- **What needs to be done**: Set down the full listing exactly, character for character.

- **Records for the task**:

####################

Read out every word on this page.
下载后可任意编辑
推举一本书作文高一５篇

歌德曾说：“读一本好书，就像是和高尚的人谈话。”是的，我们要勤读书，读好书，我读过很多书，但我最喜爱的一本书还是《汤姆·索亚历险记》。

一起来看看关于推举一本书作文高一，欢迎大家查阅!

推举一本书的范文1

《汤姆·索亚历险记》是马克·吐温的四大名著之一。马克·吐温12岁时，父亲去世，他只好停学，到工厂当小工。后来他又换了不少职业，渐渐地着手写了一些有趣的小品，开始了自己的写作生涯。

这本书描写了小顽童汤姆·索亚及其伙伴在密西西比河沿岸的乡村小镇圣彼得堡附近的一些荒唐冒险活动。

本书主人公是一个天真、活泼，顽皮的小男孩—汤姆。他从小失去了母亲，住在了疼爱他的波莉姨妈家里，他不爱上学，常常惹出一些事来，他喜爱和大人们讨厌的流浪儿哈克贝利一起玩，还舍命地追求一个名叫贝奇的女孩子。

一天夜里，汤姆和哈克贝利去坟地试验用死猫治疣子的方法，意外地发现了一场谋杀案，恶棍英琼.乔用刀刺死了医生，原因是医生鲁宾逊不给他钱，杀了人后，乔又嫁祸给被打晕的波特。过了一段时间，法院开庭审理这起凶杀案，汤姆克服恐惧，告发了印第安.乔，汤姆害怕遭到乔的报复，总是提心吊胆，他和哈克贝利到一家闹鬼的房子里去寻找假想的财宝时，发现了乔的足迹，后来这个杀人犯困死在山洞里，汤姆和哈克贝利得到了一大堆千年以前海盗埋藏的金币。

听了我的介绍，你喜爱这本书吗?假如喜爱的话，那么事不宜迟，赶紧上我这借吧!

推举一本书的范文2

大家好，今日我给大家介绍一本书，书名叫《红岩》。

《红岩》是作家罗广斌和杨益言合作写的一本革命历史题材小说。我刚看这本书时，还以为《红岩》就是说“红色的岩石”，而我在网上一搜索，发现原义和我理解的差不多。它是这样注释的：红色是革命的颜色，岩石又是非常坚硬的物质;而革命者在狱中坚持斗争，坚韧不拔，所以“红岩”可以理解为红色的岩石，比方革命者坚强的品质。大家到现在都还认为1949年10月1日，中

####################

- **Solution for this problem**:
Read out every word on this page.
下载后可任意编辑
推举一本书作文高一５篇

歌德曾说：“读一本好书，就像是和高尚的人谈话。”是的，我们要勤读书，读好书，我读过很多书，但我最喜爱的一本书还是《汤姆·索亚历险记》。

一起来看看关于推举一本书作文高一，欢迎大家查阅!

推举一本书的范文1

《汤姆·索亚历险记》是马克·吐温的四大名著之一。马克·吐温12岁时，父亲去世，他只好停学，到工厂当小工。后来他又换了不少职业，渐渐地着手写了一些有趣的小品，开始了自己的写作生涯。

这本书描写了小顽童汤姆·索亚及其伙伴在密西西比河沿岸的乡村小镇圣彼得堡附近的一些荒唐冒险活动。

本书主人公是一个天真、活泼，顽皮的小男孩—汤姆。他从小失去了母亲，住在了疼爱他的波莉姨妈家里，他不爱上学，常常惹出一些事来，他喜爱和大人们讨厌的流浪儿哈克贝利一起玩，还舍命地追求一个名叫贝奇的女孩子。

一天夜里，汤姆和哈克贝利去坟地试验用死猫治疣子的方法，意外地发现了一场谋杀案，恶棍英琼.乔用刀刺死了医生，原因是医生鲁宾逊不给他钱，杀了人后，乔又嫁祸给被打晕的波特。过了一段时间，法院开庭审理这起凶杀案，汤姆克服恐惧，告发了印第安.乔，汤姆害怕遭到乔的报复，总是提心吊胆，他和哈克贝利到一家闹鬼的房子里去寻找假想的财宝时，发现了乔的足迹，后来这个杀人犯困死在山洞里，汤姆和哈克贝利得到了一大堆千年以前海盗埋藏的金币。

听了我的介绍，你喜爱这本书吗?假如喜爱的话，那么事不宜迟，赶紧上我这借吧!

推举一本书的范文2

大家好，今日我给大家介绍一本书，书名叫《红岩》。

《红岩》是作家罗广斌和杨益言合作写的一本革命历史题材小说。我刚看这本书时，还以为《红岩》就是说“红色的岩石”，而我在网上一搜索，发现原义和我理解的差不多。它是这样注释的：红色是革命的颜色，岩石又是非常坚硬的物质;而革命者在狱中坚持斗争，坚韧不拔，所以“红岩”可以理解为红色的岩石，比方革命者坚强的品质。大家到现在都还认为1949年10月1日，中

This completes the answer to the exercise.